- REQUIRED WORK
State how many lines in the listing below include the word "several", and add nothing besides the number.

--- START LISTED RECORDS ---

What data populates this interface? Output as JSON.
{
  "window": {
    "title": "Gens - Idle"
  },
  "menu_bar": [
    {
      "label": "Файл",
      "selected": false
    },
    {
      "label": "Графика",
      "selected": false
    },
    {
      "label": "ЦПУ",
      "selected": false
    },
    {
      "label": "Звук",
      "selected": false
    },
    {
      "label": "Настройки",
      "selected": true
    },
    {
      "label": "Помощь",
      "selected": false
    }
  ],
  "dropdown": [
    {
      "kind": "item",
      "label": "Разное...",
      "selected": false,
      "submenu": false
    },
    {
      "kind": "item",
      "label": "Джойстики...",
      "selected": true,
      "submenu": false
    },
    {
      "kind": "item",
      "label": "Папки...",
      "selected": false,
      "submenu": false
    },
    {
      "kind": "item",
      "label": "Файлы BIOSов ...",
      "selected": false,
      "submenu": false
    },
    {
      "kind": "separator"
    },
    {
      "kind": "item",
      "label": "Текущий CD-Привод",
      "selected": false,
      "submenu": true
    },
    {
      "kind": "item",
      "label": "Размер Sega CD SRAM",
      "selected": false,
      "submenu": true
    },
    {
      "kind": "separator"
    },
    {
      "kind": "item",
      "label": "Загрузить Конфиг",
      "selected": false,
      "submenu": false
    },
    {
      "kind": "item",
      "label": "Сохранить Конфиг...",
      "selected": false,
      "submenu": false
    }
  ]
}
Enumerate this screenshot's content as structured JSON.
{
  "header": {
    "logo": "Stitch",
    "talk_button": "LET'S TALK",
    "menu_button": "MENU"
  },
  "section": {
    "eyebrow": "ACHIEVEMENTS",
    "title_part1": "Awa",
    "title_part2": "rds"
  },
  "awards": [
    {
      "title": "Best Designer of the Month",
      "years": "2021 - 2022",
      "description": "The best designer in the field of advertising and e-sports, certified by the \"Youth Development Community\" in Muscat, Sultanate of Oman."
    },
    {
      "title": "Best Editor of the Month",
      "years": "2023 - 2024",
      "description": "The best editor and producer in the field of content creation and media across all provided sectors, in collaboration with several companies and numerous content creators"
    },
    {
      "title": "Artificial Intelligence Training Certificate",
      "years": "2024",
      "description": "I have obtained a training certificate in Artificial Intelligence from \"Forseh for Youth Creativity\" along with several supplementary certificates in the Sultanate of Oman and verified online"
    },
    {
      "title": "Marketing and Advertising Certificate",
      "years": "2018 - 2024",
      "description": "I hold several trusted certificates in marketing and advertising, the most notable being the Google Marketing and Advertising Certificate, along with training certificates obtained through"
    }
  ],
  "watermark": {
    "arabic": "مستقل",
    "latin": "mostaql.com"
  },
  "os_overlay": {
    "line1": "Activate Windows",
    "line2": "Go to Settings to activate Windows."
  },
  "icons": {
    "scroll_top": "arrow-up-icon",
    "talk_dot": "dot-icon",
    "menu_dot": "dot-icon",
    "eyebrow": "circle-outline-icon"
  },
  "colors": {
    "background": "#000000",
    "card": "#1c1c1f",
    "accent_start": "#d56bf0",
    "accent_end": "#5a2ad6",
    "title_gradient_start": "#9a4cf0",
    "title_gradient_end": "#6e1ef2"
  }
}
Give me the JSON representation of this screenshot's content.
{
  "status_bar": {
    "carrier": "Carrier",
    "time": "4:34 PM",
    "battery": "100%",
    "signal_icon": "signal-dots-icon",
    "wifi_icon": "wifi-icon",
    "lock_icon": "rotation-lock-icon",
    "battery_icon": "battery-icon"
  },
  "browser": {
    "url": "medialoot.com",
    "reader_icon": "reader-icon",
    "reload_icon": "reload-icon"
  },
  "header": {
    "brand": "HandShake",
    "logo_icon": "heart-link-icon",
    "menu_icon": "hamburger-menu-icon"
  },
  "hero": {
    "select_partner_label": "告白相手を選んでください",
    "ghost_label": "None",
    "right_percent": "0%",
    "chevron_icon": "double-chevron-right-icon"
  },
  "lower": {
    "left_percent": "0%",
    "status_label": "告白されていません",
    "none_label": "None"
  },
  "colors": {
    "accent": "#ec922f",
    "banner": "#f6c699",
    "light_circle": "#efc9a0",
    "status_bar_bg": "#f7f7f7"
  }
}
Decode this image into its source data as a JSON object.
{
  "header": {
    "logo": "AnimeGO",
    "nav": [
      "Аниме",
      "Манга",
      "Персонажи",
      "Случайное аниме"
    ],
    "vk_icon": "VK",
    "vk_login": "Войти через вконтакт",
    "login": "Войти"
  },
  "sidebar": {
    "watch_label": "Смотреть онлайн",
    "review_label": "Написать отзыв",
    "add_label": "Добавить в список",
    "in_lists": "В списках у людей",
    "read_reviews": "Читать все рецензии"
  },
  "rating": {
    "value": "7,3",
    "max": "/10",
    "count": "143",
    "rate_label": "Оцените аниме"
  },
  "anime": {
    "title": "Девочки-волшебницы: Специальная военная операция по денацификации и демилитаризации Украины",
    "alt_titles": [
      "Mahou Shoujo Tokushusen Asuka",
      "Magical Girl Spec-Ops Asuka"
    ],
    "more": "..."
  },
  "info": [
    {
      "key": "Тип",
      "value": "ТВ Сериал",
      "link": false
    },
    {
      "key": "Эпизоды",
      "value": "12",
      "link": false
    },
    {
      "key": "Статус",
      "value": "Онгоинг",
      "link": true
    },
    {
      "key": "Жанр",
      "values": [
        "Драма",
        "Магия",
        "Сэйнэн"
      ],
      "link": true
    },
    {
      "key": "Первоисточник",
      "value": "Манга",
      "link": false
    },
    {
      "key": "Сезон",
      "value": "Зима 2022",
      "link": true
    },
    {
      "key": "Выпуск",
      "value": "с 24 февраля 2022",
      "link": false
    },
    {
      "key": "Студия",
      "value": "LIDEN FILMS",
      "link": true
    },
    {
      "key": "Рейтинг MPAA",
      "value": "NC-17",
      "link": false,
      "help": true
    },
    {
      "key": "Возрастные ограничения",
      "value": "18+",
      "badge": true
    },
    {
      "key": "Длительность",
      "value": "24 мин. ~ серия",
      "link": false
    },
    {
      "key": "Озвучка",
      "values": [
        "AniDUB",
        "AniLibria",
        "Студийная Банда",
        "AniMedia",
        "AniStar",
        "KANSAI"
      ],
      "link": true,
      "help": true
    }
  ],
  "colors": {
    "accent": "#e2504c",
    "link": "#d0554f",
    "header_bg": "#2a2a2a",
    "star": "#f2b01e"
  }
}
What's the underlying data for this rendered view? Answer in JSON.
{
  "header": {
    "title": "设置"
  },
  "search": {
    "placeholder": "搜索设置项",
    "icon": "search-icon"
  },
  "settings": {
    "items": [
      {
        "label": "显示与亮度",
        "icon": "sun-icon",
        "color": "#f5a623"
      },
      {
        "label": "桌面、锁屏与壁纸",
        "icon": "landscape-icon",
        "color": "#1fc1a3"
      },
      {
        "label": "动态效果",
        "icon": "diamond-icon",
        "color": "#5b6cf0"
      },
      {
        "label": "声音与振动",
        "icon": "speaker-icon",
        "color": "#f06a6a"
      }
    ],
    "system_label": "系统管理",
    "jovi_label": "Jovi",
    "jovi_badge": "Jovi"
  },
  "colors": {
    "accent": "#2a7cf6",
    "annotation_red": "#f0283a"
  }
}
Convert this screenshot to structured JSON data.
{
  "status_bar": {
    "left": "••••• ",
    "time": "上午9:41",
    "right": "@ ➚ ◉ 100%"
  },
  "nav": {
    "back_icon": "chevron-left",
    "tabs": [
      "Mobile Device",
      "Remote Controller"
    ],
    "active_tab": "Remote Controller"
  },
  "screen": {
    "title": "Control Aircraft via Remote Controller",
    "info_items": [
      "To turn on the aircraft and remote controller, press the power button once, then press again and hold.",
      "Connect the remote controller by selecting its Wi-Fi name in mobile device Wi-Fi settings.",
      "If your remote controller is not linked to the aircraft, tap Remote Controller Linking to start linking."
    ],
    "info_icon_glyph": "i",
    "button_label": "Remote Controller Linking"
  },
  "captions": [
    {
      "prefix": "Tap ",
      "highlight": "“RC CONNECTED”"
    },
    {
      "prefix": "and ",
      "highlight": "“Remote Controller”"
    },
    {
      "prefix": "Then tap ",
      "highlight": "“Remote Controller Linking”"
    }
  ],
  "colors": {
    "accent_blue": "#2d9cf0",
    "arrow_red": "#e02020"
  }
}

--- END LISTED RECORDS ---

- OUTPUT BELOW
3